Transcribe each record below word for word.

----

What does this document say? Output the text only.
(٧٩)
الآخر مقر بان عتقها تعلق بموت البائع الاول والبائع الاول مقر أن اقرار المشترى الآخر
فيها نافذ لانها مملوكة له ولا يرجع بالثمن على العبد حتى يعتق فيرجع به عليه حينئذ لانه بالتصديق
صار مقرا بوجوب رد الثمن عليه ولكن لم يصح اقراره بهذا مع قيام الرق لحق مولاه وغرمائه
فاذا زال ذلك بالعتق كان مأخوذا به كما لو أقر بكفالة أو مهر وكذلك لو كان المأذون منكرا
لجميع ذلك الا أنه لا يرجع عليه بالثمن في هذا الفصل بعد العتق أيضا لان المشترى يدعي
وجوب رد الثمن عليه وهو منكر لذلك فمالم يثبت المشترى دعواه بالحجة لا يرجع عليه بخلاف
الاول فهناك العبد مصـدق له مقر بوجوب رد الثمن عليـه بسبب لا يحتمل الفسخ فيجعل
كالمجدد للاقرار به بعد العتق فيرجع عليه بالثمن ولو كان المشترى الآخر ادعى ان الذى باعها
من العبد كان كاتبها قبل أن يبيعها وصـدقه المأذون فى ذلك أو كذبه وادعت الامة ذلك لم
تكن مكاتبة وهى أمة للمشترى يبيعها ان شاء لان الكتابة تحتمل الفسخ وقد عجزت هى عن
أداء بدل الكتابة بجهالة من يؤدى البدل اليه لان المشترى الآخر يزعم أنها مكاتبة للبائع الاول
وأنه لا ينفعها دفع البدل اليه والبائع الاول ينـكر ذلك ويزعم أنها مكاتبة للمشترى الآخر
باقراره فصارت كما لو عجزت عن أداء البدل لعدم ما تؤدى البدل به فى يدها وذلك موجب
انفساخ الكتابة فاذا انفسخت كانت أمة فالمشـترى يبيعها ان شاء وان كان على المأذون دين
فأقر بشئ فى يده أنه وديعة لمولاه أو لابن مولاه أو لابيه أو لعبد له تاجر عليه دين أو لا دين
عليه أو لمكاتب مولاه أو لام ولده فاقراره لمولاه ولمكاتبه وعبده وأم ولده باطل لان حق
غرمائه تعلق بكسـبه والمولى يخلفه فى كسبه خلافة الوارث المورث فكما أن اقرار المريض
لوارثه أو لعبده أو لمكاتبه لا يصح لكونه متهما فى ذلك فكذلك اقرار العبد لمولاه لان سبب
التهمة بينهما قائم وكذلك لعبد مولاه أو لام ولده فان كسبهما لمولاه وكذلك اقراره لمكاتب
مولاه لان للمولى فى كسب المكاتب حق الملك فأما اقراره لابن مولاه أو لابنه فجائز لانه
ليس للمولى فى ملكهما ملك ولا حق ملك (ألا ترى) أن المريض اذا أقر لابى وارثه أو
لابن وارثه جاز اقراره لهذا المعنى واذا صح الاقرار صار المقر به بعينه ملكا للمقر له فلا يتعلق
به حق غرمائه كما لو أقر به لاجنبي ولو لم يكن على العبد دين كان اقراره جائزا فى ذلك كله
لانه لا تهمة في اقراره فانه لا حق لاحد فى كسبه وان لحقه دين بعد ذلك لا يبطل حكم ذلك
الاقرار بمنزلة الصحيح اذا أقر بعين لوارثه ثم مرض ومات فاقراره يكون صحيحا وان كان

----

**Complete output**
What does this document say? Output the text only.
(٧٩)
الآخر مقر بان عتقها تعلق بموت البائع الاول والبائع الاول مقر أن اقرار المشترى الآخر
فيها نافذ لانها مملوكة له ولا يرجع بالثمن على العبد حتى يعتق فيرجع به عليه حينئذ لانه بالتصديق
صار مقرا بوجوب رد الثمن عليه ولكن لم يصح اقراره بهذا مع قيام الرق لحق مولاه وغرمائه
فاذا زال ذلك بالعتق كان مأخوذا به كما لو أقر بكفالة أو مهر وكذلك لو كان المأذون منكرا
لجميع ذلك الا أنه لا يرجع عليه بالثمن في هذا الفصل بعد العتق أيضا لان المشترى يدعي
وجوب رد الثمن عليه وهو منكر لذلك فمالم يثبت المشترى دعواه بالحجة لا يرجع عليه بخلاف
الاول فهناك العبد مصـدق له مقر بوجوب رد الثمن عليـه بسبب لا يحتمل الفسخ فيجعل
كالمجدد للاقرار به بعد العتق فيرجع عليه بالثمن ولو كان المشترى الآخر ادعى ان الذى باعها
من العبد كان كاتبها قبل أن يبيعها وصـدقه المأذون فى ذلك أو كذبه وادعت الامة ذلك لم
تكن مكاتبة وهى أمة للمشترى يبيعها ان شاء لان الكتابة تحتمل الفسخ وقد عجزت هى عن
أداء بدل الكتابة بجهالة من يؤدى البدل اليه لان المشترى الآخر يزعم أنها مكاتبة للبائع الاول
وأنه لا ينفعها دفع البدل اليه والبائع الاول ينـكر ذلك ويزعم أنها مكاتبة للمشترى الآخر
باقراره فصارت كما لو عجزت عن أداء البدل لعدم ما تؤدى البدل به فى يدها وذلك موجب
انفساخ الكتابة فاذا انفسخت كانت أمة فالمشـترى يبيعها ان شاء وان كان على المأذون دين
فأقر بشئ فى يده أنه وديعة لمولاه أو لابن مولاه أو لابيه أو لعبد له تاجر عليه دين أو لا دين
عليه أو لمكاتب مولاه أو لام ولده فاقراره لمولاه ولمكاتبه وعبده وأم ولده باطل لان حق
غرمائه تعلق بكسـبه والمولى يخلفه فى كسبه خلافة الوارث المورث فكما أن اقرار المريض
لوارثه أو لعبده أو لمكاتبه لا يصح لكونه متهما فى ذلك فكذلك اقرار العبد لمولاه لان سبب
التهمة بينهما قائم وكذلك لعبد مولاه أو لام ولده فان كسبهما لمولاه وكذلك اقراره لمكاتب
مولاه لان للمولى فى كسب المكاتب حق الملك فأما اقراره لابن مولاه أو لابنه فجائز لانه
ليس للمولى فى ملكهما ملك ولا حق ملك (ألا ترى) أن المريض اذا أقر لابى وارثه أو
لابن وارثه جاز اقراره لهذا المعنى واذا صح الاقرار صار المقر به بعينه ملكا للمقر له فلا يتعلق
به حق غرمائه كما لو أقر به لاجنبي ولو لم يكن على العبد دين كان اقراره جائزا فى ذلك كله
لانه لا تهمة في اقراره فانه لا حق لاحد فى كسبه وان لحقه دين بعد ذلك لا يبطل حكم ذلك
الاقرار بمنزلة الصحيح اذا أقر بعين لوارثه ثم مرض ومات فاقراره يكون صحيحا وان كان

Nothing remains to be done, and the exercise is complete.